(Collected data entries)

= = = = = = =

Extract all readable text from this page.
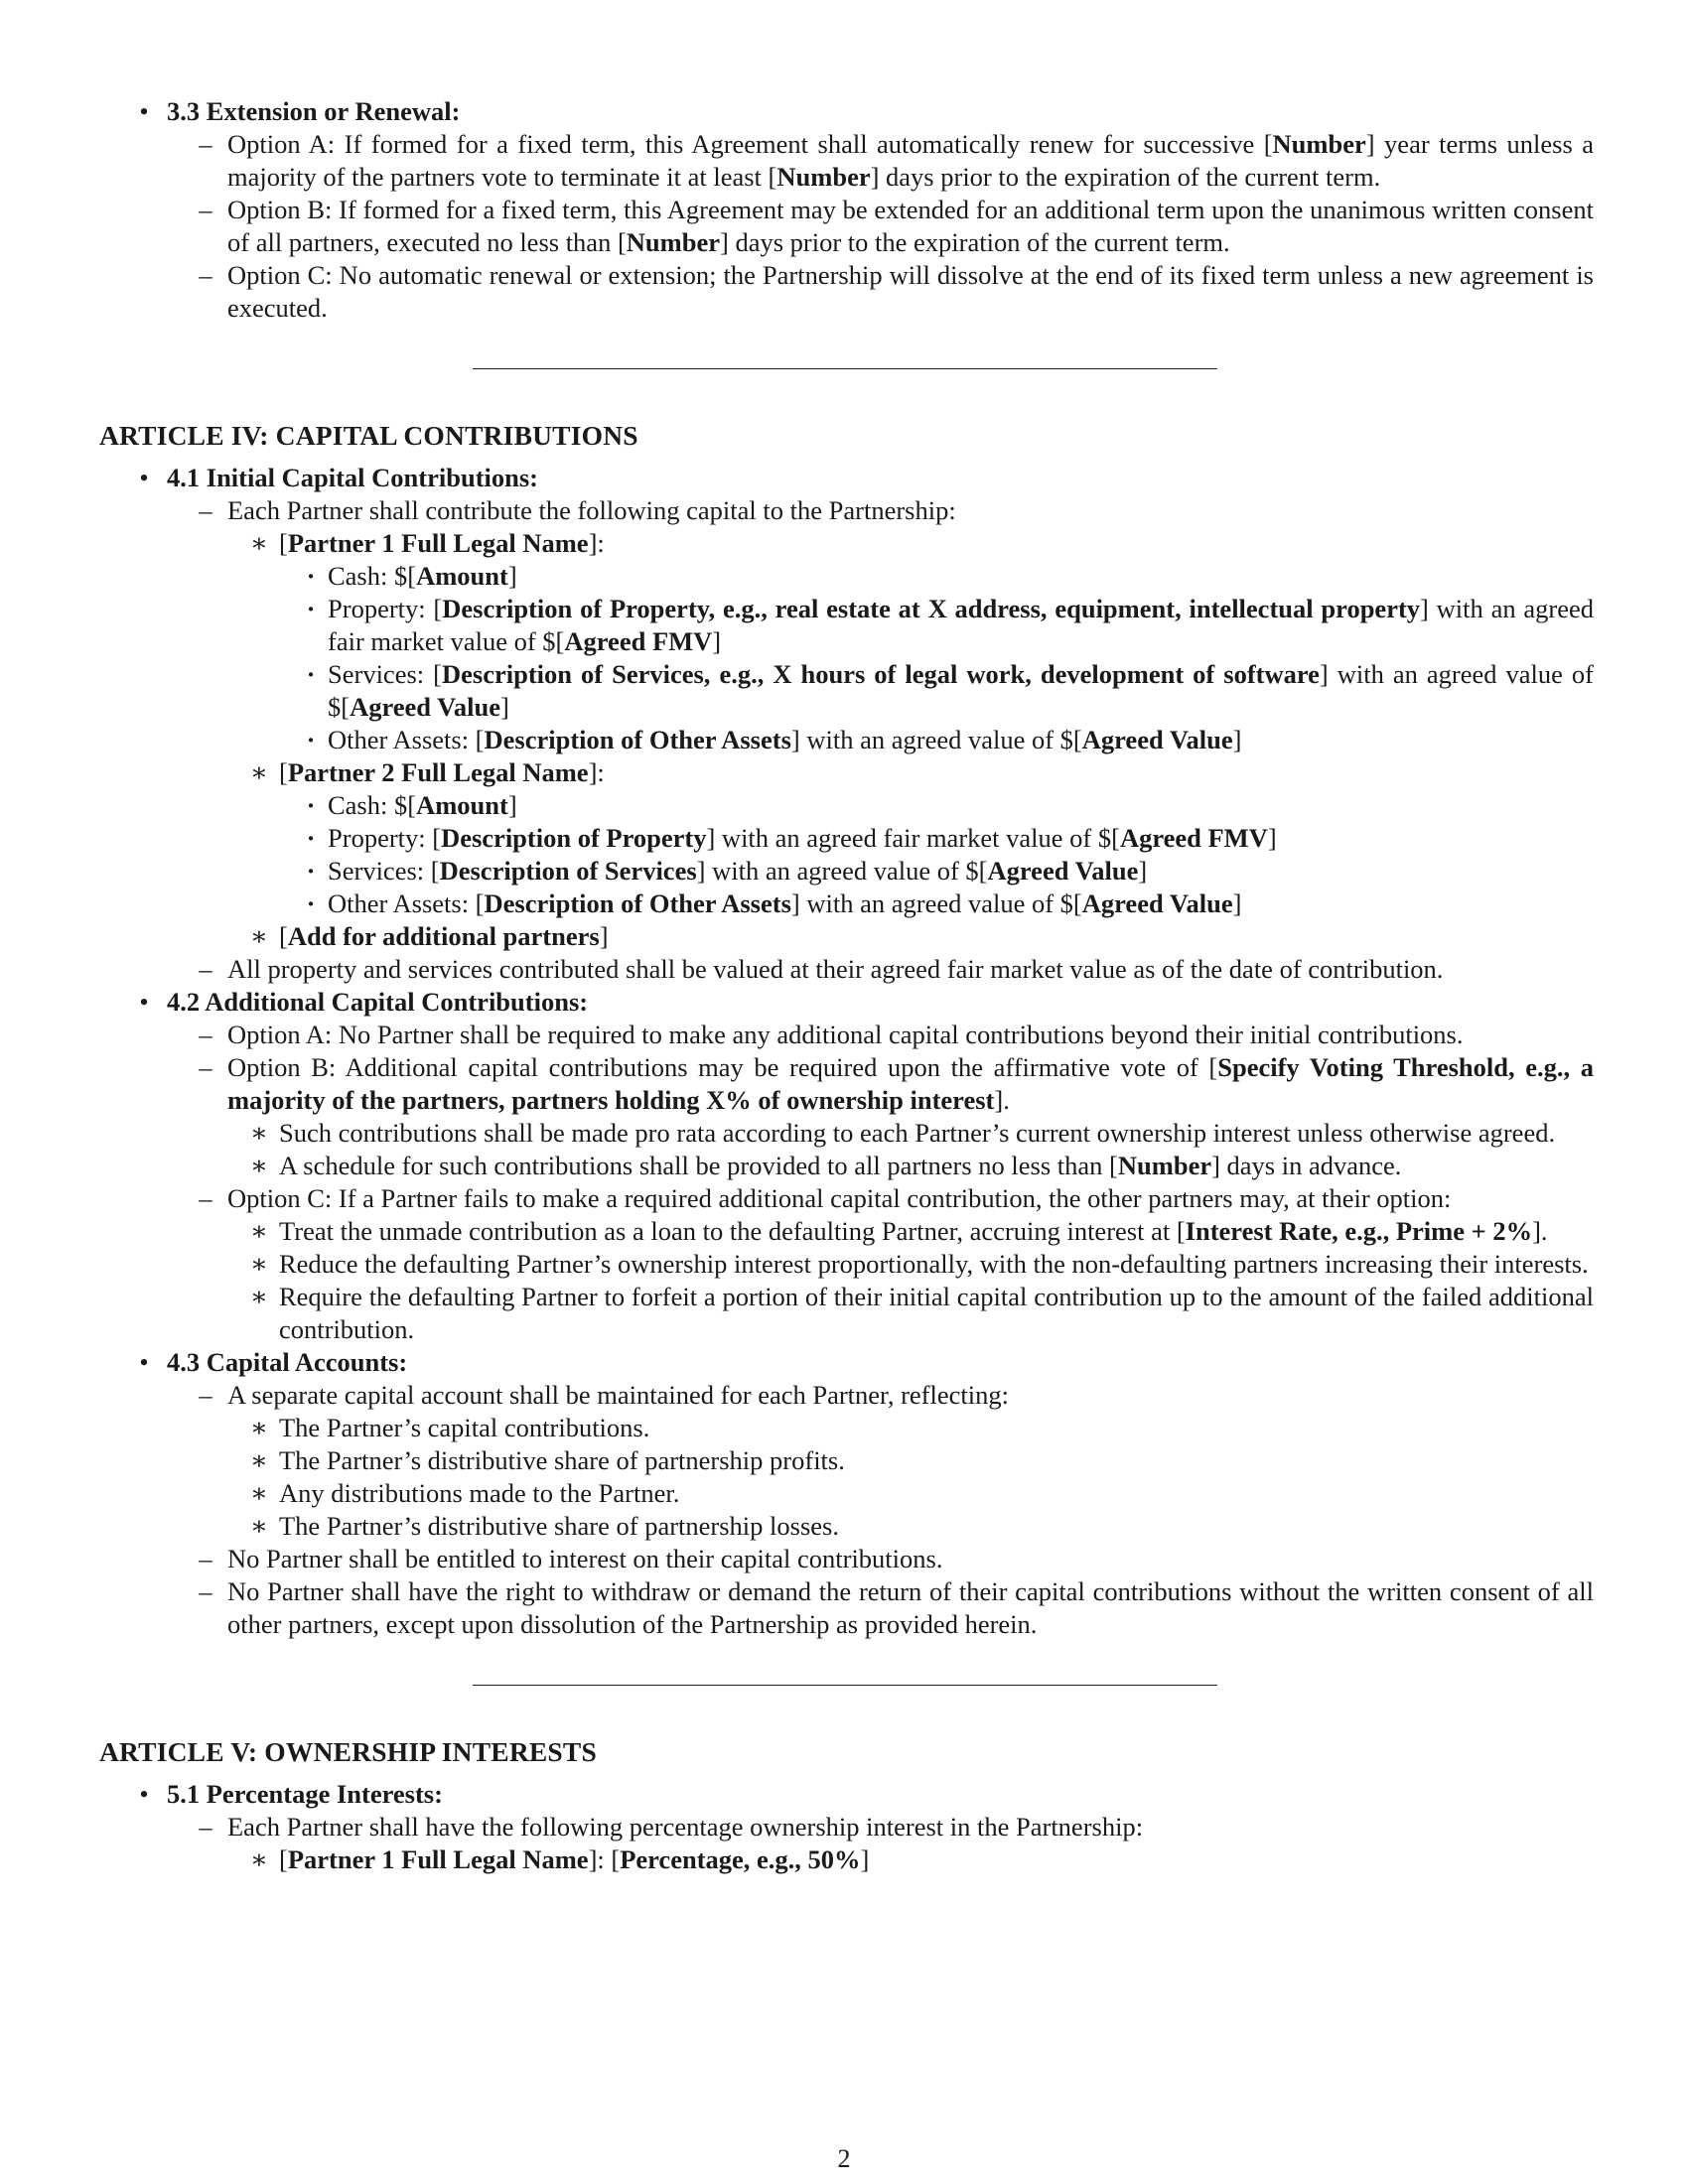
• 3.3 Extension or Renewal:
– Option A: If formed for a fixed term, this Agreement shall automatically renew for successive [Number] year terms unless a majority of the partners vote to terminate it at least [Number] days prior to the expiration of the current term.
– Option B: If formed for a fixed term, this Agreement may be extended for an additional term upon the unanimous written consent of all partners, executed no less than [Number] days prior to the expiration of the current term.
– Option C: No automatic renewal or extension; the Partnership will dissolve at the end of its fixed term unless a new agreement is executed.
ARTICLE IV: CAPITAL CONTRIBUTIONS
• 4.1 Initial Capital Contributions:
– Each Partner shall contribute the following capital to the Partnership:
∗ [Partner 1 Full Legal Name]:
· Cash: $[Amount]
· Property: [Description of Property, e.g., real estate at X address, equipment, intellectual property] with an agreed fair market value of $[Agreed FMV]
· Services: [Description of Services, e.g., X hours of legal work, development of software] with an agreed value of $[Agreed Value]
· Other Assets: [Description of Other Assets] with an agreed value of $[Agreed Value]
∗ [Partner 2 Full Legal Name]:
· Cash: $[Amount]
· Property: [Description of Property] with an agreed fair market value of $[Agreed FMV]
· Services: [Description of Services] with an agreed value of $[Agreed Value]
· Other Assets: [Description of Other Assets] with an agreed value of $[Agreed Value]
∗ [Add for additional partners]
– All property and services contributed shall be valued at their agreed fair market value as of the date of contribution.
• 4.2 Additional Capital Contributions:
– Option A: No Partner shall be required to make any additional capital contributions beyond their initial contributions.
– Option B: Additional capital contributions may be required upon the affirmative vote of [Specify Voting Threshold, e.g., a majority of the partners, partners holding X% of ownership interest].
∗ Such contributions shall be made pro rata according to each Partner’s current ownership interest unless otherwise agreed.
∗ A schedule for such contributions shall be provided to all partners no less than [Number] days in advance.
– Option C: If a Partner fails to make a required additional capital contribution, the other partners may, at their option:
∗ Treat the unmade contribution as a loan to the defaulting Partner, accruing interest at [Interest Rate, e.g., Prime + 2%].
∗ Reduce the defaulting Partner’s ownership interest proportionally, with the non-defaulting partners increasing their interests.
∗ Require the defaulting Partner to forfeit a portion of their initial capital contribution up to the amount of the failed additional contribution.
• 4.3 Capital Accounts:
– A separate capital account shall be maintained for each Partner, reflecting:
∗ The Partner’s capital contributions.
∗ The Partner’s distributive share of partnership profits.
∗ Any distributions made to the Partner.
∗ The Partner’s distributive share of partnership losses.
– No Partner shall be entitled to interest on their capital contributions.
– No Partner shall have the right to withdraw or demand the return of their capital contributions without the written consent of all other partners, except upon dissolution of the Partnership as provided herein.
ARTICLE V: OWNERSHIP INTERESTS
• 5.1 Percentage Interests:
– Each Partner shall have the following percentage ownership interest in the Partnership:
∗ [Partner 1 Full Legal Name]: [Percentage, e.g., 50%]
2
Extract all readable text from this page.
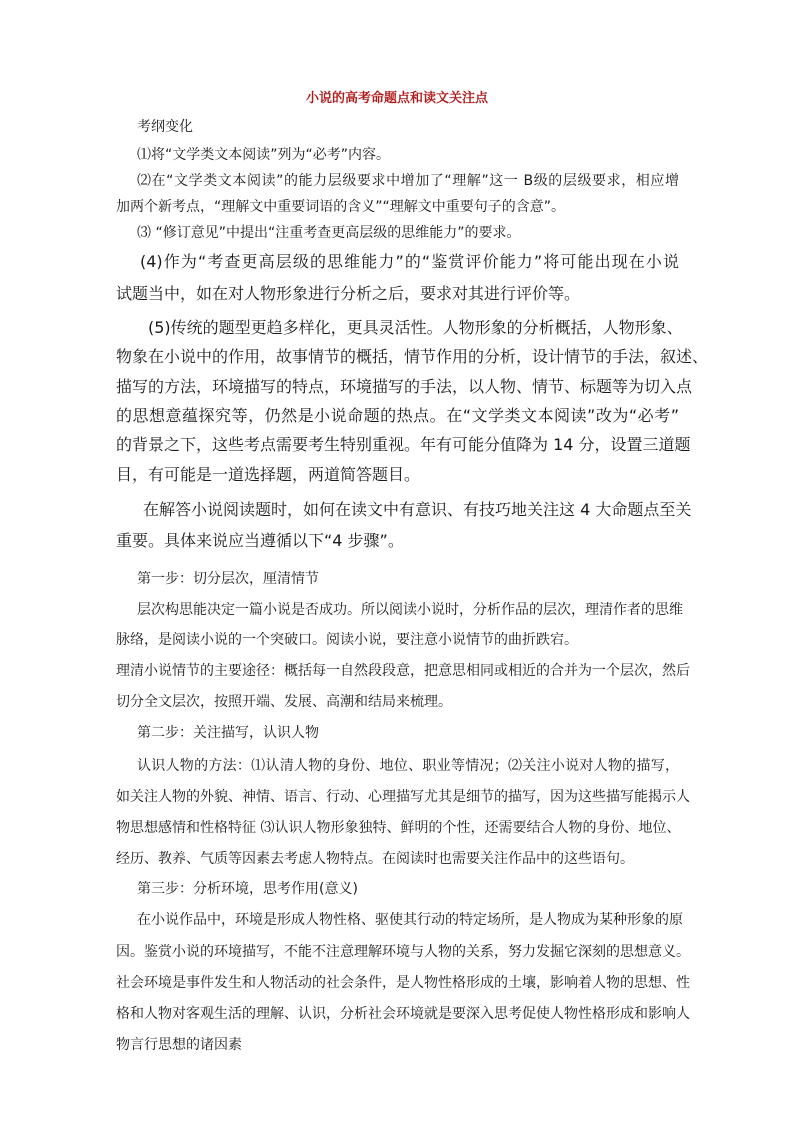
小说的高考命题点和读文关注点
考纲变化
⑴将“文学类文本阅读”列为“必考”内容。
⑵在“文学类文本阅读”的能力层级要求中增加了“理解”这一 B级的层级要求，相应增
加两个新考点，“理解文中重要词语的含义”“理解文中重要句子的含意”。
⑶ “修订意见”中提出“注重考查更高层级的思维能力”的要求。
(4)作为“考查更高层级的思维能力”的“鉴赏评价能力”将可能出现在小说
试题当中，如在对人物形象进行分析之后，要求对其进行评价等。
(5)传统的题型更趋多样化，更具灵活性。人物形象的分析概括，人物形象、
物象在小说中的作用，故事情节的概括，情节作用的分析，设计情节的手法，叙述、
描写的方法，环境描写的特点，环境描写的手法，以人物、情节、标题等为切入点
的思想意蕴探究等，仍然是小说命题的热点。在“文学类文本阅读”改为“必考”
的背景之下，这些考点需要考生特别重视。年有可能分值降为 14 分，设置三道题
目，有可能是一道选择题，两道简答题目。
在解答小说阅读题时，如何在读文中有意识、有技巧地关注这 4 大命题点至关
重要。具体来说应当遵循以下“4 步骤”。
第一步：切分层次，厘清情节
层次构思能决定一篇小说是否成功。所以阅读小说时，分析作品的层次，理清作者的思维
脉络，是阅读小说的一个突破口。阅读小说，要注意小说情节的曲折跌宕。
理清小说情节的主要途径：概括每一自然段段意，把意思相同或相近的合并为一个层次，然后
切分全文层次，按照开端、发展、高潮和结局来梳理。
第二步：关注描写，认识人物
认识人物的方法：⑴认清人物的身份、地位、职业等情况；⑵关注小说对人物的描写，
如关注人物的外貌、神情、语言、行动、心理描写尤其是细节的描写，因为这些描写能揭示人
物思想感情和性格特征 ⑶认识人物形象独特、鲜明的个性，还需要结合人物的身份、地位、
经历、教养、气质等因素去考虑人物特点。在阅读时也需要关注作品中的这些语句。
第三步：分析环境，思考作用(意义)
在小说作品中，环境是形成人物性格、驱使其行动的特定场所，是人物成为某种形象的原
因。鉴赏小说的环境描写，不能不注意理解环境与人物的关系，努力发掘它深刻的思想意义。
社会环境是事件发生和人物活动的社会条件，是人物性格形成的土壤，影响着人物的思想、性
格和人物对客观生活的理解、认识，分析社会环境就是要深入思考促使人物性格形成和影响人
物言行思想的诸因素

= = = = = = =

**Task brief**
Go through the preceding material and copy each line that has the word "this".

**Problem solution**
Extract all readable text from this page.
– Option A: If formed for a fixed term, this Agreement shall automatically renew for successive [Number] year terms unless a majority of the partners vote to terminate it at least [Number] days prior to the expiration of the current term.
– Option B: If formed for a fixed term, this Agreement may be extended for an additional term upon the unanimous written consent of all partners, executed no less than [Number] days prior to the expiration of the current term.
Extract all readable text from this page.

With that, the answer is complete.